* Required task
Copy every entry from the first down through the one containing "subtitles-icon[interactable] xyxy=(752,586,774,608)", renaming "caret-updown-icon" to "sort-arrows-icon" and leaving all else unchanged.

* Data for this exercise
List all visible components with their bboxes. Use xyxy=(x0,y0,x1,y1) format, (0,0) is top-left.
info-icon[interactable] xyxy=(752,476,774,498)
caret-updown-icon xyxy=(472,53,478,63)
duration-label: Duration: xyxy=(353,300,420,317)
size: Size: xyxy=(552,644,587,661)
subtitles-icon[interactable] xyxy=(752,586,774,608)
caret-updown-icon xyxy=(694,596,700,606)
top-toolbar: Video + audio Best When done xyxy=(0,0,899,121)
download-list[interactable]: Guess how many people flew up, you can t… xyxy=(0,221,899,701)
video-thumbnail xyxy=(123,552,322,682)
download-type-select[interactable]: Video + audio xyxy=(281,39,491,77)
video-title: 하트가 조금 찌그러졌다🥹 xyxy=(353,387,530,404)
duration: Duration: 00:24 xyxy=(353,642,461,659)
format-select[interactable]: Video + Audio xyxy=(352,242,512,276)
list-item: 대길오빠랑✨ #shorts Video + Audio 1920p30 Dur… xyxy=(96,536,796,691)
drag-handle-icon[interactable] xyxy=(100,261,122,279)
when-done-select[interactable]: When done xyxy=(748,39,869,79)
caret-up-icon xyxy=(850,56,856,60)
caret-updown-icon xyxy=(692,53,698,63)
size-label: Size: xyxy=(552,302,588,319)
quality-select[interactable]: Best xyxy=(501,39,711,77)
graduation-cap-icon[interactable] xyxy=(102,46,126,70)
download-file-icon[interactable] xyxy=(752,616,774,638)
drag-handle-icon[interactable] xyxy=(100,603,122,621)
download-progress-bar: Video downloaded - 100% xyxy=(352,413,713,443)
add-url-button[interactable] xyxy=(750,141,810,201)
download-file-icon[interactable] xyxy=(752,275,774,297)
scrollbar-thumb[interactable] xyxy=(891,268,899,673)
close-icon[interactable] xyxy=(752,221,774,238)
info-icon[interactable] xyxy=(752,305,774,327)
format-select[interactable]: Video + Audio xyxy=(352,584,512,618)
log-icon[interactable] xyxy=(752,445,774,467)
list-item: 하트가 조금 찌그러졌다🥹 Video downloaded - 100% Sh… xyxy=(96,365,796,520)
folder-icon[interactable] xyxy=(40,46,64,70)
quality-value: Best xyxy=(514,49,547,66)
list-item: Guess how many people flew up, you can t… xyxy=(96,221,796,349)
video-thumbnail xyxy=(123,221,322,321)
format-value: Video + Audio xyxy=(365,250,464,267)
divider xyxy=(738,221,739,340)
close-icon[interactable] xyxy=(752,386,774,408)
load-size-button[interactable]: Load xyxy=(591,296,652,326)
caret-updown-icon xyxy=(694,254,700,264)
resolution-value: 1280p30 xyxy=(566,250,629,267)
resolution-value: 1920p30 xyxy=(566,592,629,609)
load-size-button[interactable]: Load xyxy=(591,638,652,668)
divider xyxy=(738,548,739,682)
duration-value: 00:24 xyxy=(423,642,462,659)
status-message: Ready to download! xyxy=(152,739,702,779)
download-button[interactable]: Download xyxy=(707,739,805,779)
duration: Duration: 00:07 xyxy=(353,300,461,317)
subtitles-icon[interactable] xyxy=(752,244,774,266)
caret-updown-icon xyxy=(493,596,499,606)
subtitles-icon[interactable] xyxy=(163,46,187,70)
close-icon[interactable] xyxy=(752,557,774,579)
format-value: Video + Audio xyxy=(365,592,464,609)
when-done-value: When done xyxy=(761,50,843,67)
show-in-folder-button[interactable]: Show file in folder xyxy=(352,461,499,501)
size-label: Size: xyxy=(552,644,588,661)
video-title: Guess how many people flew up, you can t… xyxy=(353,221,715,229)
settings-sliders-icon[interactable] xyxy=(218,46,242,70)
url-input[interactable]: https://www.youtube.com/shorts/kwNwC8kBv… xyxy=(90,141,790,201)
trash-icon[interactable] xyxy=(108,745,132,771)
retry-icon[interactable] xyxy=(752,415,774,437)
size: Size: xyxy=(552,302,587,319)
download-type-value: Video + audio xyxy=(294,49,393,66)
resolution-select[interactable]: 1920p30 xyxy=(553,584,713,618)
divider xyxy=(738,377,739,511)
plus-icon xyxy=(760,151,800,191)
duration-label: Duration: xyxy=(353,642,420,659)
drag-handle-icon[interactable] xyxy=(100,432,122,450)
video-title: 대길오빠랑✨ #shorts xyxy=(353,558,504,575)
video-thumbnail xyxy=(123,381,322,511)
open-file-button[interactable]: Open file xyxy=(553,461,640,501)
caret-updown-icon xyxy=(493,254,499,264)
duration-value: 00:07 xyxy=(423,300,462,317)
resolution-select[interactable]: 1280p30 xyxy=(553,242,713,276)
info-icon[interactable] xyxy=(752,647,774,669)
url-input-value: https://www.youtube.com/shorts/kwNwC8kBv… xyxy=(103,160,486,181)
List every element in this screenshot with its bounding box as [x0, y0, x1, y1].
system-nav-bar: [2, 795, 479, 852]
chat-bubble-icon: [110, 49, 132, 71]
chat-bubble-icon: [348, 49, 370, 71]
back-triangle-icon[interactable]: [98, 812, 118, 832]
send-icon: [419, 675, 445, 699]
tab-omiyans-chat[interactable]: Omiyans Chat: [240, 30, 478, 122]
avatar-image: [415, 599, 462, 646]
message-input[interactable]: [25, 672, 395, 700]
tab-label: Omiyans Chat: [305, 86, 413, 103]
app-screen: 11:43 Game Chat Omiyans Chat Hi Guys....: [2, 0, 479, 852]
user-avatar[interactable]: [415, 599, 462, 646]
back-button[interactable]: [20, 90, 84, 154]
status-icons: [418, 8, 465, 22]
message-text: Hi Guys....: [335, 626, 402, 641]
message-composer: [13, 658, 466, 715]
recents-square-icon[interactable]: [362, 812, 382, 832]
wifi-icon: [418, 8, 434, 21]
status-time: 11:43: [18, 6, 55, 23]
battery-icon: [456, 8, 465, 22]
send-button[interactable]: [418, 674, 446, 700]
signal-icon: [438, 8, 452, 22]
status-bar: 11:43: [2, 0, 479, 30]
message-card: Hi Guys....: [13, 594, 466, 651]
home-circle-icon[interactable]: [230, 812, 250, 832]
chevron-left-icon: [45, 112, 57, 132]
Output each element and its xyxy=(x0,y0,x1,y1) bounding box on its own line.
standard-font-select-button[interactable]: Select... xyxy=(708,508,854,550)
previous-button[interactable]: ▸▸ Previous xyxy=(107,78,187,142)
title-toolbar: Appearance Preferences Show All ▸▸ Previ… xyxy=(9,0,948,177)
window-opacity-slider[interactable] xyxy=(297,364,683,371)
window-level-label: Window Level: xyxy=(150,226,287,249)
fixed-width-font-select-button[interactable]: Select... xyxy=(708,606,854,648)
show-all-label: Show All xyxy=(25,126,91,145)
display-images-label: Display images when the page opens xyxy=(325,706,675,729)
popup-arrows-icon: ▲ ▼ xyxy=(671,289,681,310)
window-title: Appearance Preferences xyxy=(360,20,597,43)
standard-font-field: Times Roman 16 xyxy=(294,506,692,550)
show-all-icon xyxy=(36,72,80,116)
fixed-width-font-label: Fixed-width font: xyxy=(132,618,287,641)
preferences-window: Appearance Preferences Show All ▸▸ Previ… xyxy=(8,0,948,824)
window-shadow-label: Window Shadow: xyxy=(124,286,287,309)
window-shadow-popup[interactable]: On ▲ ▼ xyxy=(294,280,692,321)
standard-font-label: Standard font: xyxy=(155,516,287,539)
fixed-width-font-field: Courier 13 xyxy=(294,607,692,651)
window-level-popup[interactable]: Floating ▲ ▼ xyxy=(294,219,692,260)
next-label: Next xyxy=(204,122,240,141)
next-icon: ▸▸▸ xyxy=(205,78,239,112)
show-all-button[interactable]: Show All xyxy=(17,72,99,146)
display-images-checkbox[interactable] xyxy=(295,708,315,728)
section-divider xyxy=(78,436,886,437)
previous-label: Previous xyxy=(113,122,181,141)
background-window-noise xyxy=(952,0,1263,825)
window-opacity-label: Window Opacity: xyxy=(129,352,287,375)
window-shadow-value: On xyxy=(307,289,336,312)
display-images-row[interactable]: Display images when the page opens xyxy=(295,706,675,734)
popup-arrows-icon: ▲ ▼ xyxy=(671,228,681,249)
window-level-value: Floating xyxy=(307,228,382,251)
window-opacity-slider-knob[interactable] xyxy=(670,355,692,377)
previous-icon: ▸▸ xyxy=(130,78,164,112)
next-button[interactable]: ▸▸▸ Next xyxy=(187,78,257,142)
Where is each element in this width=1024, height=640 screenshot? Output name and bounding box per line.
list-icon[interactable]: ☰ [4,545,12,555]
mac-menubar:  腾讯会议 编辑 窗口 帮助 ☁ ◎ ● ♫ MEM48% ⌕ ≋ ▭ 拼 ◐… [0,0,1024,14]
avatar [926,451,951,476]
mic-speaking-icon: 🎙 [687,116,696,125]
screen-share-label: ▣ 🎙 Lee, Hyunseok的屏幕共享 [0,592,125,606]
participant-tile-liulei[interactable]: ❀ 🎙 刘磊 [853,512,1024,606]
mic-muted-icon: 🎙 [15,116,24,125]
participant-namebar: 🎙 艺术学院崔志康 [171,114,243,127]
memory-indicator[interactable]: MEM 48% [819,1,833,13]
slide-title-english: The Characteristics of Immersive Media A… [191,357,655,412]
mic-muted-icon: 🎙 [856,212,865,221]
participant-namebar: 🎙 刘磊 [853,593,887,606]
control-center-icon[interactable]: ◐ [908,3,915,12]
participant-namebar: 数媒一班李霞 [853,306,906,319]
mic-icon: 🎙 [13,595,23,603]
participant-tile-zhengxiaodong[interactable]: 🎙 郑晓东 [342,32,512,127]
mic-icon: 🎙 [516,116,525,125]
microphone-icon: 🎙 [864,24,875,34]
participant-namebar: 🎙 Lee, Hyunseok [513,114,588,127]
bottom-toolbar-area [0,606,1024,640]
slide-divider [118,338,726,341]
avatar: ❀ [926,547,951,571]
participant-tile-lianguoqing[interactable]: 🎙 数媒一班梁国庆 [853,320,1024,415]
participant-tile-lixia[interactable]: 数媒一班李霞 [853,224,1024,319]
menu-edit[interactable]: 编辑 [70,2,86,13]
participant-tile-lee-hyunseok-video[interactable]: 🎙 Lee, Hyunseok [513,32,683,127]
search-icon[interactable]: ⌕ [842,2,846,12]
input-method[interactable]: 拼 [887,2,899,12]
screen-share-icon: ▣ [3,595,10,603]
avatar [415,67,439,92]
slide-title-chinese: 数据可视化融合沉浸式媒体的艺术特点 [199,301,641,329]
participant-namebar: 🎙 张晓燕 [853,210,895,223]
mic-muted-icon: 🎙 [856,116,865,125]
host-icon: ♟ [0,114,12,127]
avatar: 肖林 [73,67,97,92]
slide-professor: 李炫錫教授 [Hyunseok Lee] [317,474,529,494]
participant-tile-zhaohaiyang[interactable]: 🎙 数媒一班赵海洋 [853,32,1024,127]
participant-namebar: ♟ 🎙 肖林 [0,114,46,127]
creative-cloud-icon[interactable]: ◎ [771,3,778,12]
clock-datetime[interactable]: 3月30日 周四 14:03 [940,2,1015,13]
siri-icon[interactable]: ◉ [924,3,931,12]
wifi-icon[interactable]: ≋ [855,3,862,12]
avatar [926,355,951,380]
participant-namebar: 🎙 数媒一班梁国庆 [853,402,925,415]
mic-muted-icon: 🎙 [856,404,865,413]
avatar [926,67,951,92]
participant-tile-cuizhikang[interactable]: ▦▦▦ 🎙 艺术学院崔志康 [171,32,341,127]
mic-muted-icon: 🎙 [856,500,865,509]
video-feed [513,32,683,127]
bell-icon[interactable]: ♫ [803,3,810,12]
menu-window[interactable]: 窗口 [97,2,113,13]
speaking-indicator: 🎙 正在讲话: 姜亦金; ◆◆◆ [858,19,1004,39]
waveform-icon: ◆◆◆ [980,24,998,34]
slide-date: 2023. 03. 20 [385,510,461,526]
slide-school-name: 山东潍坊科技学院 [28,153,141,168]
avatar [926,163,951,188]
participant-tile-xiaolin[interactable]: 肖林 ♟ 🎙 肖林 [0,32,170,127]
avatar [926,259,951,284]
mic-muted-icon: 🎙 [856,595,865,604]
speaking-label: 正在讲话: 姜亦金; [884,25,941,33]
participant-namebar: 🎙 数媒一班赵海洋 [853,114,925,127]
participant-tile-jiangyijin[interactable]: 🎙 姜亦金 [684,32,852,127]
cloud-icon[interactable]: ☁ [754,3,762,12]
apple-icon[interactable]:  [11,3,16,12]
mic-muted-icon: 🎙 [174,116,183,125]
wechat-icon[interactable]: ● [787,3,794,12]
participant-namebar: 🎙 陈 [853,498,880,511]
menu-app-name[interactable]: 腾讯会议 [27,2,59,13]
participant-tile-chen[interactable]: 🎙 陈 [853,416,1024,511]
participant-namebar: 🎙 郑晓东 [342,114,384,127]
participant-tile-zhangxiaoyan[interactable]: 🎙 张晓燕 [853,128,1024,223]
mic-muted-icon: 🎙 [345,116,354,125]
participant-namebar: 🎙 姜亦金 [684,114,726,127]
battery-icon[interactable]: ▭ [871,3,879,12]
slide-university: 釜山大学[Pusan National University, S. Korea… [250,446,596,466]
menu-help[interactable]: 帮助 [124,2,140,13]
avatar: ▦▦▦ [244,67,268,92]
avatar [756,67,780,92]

* Full response
List all visible components with their bboxes. Use xyxy=(x0,y0,x1,y1) format, (0,0) is top-left.
info-icon[interactable] xyxy=(752,476,774,498)
sort-arrows-icon xyxy=(472,53,478,63)
duration-label: Duration: xyxy=(353,300,420,317)
size: Size: xyxy=(552,644,587,661)
subtitles-icon[interactable] xyxy=(752,586,774,608)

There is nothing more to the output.